----- INPUT FOR THIS TASK -----
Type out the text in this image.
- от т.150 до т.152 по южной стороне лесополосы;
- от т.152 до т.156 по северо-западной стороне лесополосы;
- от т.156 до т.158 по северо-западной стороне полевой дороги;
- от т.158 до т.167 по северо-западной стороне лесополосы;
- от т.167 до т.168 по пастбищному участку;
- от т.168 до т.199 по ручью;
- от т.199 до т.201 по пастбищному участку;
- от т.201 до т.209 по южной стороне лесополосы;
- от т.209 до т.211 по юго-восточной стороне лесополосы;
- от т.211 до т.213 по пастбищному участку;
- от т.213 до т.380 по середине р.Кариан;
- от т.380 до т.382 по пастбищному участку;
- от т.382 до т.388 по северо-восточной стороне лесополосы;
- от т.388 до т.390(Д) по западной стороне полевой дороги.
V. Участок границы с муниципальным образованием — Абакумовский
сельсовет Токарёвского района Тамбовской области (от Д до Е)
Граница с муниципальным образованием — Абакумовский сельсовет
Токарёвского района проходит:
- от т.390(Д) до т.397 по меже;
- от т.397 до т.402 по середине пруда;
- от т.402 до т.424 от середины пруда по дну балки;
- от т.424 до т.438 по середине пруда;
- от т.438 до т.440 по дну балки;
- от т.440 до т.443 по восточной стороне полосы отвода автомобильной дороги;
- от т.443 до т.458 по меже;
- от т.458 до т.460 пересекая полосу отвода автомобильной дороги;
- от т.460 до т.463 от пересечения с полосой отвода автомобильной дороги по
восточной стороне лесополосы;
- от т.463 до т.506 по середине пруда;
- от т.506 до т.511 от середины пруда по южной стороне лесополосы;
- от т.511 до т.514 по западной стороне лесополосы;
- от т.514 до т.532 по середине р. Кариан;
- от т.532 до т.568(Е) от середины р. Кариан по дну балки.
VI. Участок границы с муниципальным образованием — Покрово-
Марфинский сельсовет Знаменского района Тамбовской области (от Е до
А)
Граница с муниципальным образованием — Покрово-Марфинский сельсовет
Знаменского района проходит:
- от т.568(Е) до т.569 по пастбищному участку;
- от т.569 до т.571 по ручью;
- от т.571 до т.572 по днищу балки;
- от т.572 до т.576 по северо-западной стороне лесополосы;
-----
**STATED EXERCISE:** Reply with only the number of lines in the material above where the string "дороги" appears.

**FULL SOLUTION:** 5